Testo fornito
== == ==

Nel citato documento non si fa parola del tipo della moneta di cui volevasi la riconiazione. Esaminate, nell’opera del Padovan46 le monete battute da Agostino Barbarigo, ho trovato un bagattino colla testa di S. Marco ed una croce, ed un mezzo bagattino colle iniziali A · B · D . V, simile a quello del Moro.

Con molta probabilità il documento può alludere ad uno di questi due tipi, dovendosi notare fin d’ora, siccome anche sostiene il Papadopoli, che la moneta chiamata dal Padovan mezzo bagattino, altro non è che un vero e proprio bagattino, e che la differenza di grandezza dipende esclusivamente dalla diversa lega, con cui quelle monete furono battute.

Nella impossibilità di giudicare in questo caso categoricamente, mi rivolgo al sereno giudizio degli studiosi, onde ottenere una soluzione confacente e sopra tutto conforme alla verità.

[p. 371 modifica] Nel 31 agosto 1491 il consiglio dei dieci emanò un nuovo decreto, col quale si stabiliva la coniazione di bagattini di puro rame per Padova ed il suo distretto, aventi da un lato l’imagine di S. Marco in forma di leone e dall’altro una croce47.

== == ==

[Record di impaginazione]
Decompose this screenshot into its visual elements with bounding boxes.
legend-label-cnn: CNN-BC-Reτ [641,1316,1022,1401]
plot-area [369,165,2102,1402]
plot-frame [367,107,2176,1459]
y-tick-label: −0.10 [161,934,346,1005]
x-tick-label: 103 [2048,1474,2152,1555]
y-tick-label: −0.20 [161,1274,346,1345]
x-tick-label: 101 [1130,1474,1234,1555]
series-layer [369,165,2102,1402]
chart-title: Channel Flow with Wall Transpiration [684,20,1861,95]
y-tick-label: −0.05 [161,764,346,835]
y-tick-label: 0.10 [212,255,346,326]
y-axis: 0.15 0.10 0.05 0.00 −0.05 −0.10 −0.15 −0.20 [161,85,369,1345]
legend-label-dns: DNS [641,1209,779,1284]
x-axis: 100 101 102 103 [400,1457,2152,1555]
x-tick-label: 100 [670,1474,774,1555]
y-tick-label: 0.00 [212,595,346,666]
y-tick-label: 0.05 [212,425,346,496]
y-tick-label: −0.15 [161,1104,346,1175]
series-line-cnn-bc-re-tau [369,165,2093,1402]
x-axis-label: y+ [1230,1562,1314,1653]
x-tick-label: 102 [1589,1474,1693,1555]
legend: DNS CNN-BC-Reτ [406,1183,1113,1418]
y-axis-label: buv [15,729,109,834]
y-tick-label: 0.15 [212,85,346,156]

== == ==

Istruzione 1
Nel testo sui bagattini veneziani, di quale metallo dovevano essere i bagattini per Padova e il suo distretto stabiliti dal consiglio dei dieci con il decreto del 31 agosto 1491?
Istruzione 2
Prosegui il testo sui bagattini veneziani a partire dal punto in cui si interrompe, mantenendone lo stile.

Risposta finale 1
Di puro rame.

Risposta finale 2
Vincenzo Lazari fu il primo ad identificare ed illustrare tali monete, phe a vero dire sono pur ora assai comuni. Nella interpretazione però delle sigle, che stanno fra le zampe del leone nel rovescio della moneta, incorse in errore, ammettendo che fossero le iniziali dei nomi dei podestà di Padova, mentre invece sono le iniziali dei massari o zecchieri sopraintendenti alla coniazione48.

Infatti le iniziali ricordate dal Lazari: C. K, Z. F. M, A. F, M. B, corrispondono perfettamente a quelle di Cristoforo Canal, Zan Francesco Miani, Alvise Foscarini e Marcantonio Bollani, massari all’argento sotto il doge Agostino Barbarigo.

Le sigle Z. R, M. L, ricordate pure dal Lazari, alle quali non so trovare nomi di massari corrispondenti, devono essere state erroneamente lette, tanto pili che nel Museo Correr, citato dal Lazari nelle sue memorie, e nel Museo Bottacin esse non si trovano.

A meglio illustrare questo bagattino ne do la descrizione: nel dritto: croce patente accantonata da quattro bisanti; alle estremità della braccia altri quattro bisanti, il tutto in un cerchio; all’intorno: X AVG · BARBADICO · DVX; nel rovescio: leone nimbato, alato, stante a destra, tiene colle zampe anteriori il vessillo; tra le zampe vi sono varie sigle; all’intorno: SANCTVS · MARCVS · VENETI · (tav. n. 13).

Bagattini di tipo eguale a questo ora descritto, ne furono battuti ancora altre volte, secondo risulta [p. 372 modifica]da decreti del consiglio dei dieci del 27 novembre 1494 e 19 dicembre 1498.

Sotto il nome di bagattino o quattrino od obolo per Padova, Vincenzo Padovan, nella sua opera citata49, descrive una moneta, che per il suo tipo è assai somigliante al bagattino col S. Liberale, coniato per Treviso in forza della determinazione del consiglio dei dieci in data 24 ottobre 1492, quando cioè era doge Agostino Barbarigo.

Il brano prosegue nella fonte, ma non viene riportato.